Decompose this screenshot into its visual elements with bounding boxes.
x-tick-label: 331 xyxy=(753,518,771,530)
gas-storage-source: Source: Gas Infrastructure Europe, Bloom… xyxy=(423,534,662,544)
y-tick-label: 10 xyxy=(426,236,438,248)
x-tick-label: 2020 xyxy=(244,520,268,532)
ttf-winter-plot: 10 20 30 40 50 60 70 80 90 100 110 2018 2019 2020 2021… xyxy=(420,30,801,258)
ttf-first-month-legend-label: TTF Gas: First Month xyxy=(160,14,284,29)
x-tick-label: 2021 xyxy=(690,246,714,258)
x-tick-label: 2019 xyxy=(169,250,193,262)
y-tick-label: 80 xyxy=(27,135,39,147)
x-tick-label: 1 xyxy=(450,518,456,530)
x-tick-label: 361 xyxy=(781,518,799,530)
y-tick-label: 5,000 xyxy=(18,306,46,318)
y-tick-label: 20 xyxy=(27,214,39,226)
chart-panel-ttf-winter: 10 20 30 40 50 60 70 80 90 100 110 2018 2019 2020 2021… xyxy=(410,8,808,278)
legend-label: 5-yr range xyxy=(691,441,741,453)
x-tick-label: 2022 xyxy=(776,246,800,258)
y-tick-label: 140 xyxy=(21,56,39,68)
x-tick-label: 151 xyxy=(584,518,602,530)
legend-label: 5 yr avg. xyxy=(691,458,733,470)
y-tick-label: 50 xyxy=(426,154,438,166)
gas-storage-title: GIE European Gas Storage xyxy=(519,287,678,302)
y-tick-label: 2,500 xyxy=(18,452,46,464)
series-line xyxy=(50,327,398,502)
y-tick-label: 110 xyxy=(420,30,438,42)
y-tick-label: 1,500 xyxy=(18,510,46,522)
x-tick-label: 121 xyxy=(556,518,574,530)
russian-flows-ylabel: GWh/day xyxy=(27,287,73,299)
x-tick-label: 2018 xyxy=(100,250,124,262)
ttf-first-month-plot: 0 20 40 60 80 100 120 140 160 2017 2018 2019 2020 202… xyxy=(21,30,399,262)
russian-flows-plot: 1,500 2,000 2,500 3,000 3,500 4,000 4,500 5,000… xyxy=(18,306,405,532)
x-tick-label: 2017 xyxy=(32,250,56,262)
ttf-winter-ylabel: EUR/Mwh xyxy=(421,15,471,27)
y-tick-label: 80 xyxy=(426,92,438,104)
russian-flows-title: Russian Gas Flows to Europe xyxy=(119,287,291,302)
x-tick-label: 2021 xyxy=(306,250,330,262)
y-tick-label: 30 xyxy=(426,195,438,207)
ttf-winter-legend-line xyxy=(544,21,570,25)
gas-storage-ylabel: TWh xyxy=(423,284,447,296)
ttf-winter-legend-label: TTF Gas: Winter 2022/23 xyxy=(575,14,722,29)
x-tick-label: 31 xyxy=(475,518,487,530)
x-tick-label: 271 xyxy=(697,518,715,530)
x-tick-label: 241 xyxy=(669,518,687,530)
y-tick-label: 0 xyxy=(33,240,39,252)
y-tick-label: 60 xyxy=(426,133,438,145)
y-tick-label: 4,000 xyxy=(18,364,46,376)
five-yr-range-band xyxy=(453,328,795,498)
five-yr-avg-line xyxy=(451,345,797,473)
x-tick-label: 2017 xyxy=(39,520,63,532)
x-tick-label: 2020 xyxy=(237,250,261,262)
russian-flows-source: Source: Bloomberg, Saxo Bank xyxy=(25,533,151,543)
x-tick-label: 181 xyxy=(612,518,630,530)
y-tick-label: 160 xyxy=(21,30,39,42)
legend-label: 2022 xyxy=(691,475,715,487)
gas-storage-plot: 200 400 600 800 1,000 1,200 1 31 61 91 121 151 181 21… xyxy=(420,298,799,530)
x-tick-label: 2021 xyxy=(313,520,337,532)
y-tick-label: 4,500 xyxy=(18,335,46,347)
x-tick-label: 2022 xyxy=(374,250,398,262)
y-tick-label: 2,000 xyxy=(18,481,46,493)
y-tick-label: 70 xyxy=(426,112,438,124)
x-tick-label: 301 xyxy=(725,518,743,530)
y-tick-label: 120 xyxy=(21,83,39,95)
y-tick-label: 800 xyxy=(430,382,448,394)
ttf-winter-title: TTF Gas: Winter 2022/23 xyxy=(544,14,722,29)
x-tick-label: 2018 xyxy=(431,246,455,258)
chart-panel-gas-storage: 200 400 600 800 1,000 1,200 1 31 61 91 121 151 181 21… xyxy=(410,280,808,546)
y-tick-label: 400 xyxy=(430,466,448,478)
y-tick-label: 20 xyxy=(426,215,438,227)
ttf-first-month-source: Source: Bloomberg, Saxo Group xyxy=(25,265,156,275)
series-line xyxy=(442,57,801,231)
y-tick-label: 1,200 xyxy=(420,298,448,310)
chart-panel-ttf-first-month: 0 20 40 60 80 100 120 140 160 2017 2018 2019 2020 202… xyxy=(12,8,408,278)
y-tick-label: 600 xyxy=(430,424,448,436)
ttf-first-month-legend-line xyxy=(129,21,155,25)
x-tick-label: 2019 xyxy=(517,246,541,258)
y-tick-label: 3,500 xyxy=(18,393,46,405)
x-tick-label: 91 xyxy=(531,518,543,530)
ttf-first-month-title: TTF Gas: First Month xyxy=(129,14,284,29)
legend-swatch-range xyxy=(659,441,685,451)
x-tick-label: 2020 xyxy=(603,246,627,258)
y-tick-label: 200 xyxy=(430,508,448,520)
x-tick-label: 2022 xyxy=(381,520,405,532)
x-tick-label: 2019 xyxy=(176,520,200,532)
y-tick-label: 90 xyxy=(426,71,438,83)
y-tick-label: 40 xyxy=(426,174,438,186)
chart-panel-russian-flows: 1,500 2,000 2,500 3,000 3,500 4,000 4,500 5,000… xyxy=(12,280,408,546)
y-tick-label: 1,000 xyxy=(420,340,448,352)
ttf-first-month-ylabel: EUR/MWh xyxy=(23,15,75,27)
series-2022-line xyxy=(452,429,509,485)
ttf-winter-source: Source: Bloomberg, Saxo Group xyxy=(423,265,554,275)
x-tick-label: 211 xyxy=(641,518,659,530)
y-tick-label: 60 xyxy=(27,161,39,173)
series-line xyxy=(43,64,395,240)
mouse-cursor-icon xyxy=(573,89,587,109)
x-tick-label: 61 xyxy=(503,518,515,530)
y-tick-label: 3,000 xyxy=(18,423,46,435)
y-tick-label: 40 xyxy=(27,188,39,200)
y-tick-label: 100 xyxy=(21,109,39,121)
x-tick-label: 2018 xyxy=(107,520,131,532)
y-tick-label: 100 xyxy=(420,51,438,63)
- - -
● OBJECTIVE:
Copy out, word for word, the part of the listing that opens with its first line and closes with the line containing "legend-label: 5 yr", both included.

● EXPECTED OUTPUT:
Decompose this screenshot into its visual elements with bounding boxes.
x-tick-label: 331 xyxy=(753,518,771,530)
gas-storage-source: Source: Gas Infrastructure Europe, Bloom… xyxy=(423,534,662,544)
y-tick-label: 10 xyxy=(426,236,438,248)
x-tick-label: 2020 xyxy=(244,520,268,532)
ttf-winter-plot: 10 20 30 40 50 60 70 80 90 100 110 2018 2019 2020 2021… xyxy=(420,30,801,258)
ttf-first-month-legend-label: TTF Gas: First Month xyxy=(160,14,284,29)
x-tick-label: 2021 xyxy=(690,246,714,258)
x-tick-label: 2019 xyxy=(169,250,193,262)
y-tick-label: 80 xyxy=(27,135,39,147)
x-tick-label: 1 xyxy=(450,518,456,530)
x-tick-label: 361 xyxy=(781,518,799,530)
y-tick-label: 5,000 xyxy=(18,306,46,318)
y-tick-label: 20 xyxy=(27,214,39,226)
chart-panel-ttf-winter: 10 20 30 40 50 60 70 80 90 100 110 2018 2019 2020 2021… xyxy=(410,8,808,278)
legend-label: 5-yr range xyxy=(691,441,741,453)
x-tick-label: 2022 xyxy=(776,246,800,258)
y-tick-label: 140 xyxy=(21,56,39,68)
x-tick-label: 151 xyxy=(584,518,602,530)
legend-label: 5 yr avg. xyxy=(691,458,733,470)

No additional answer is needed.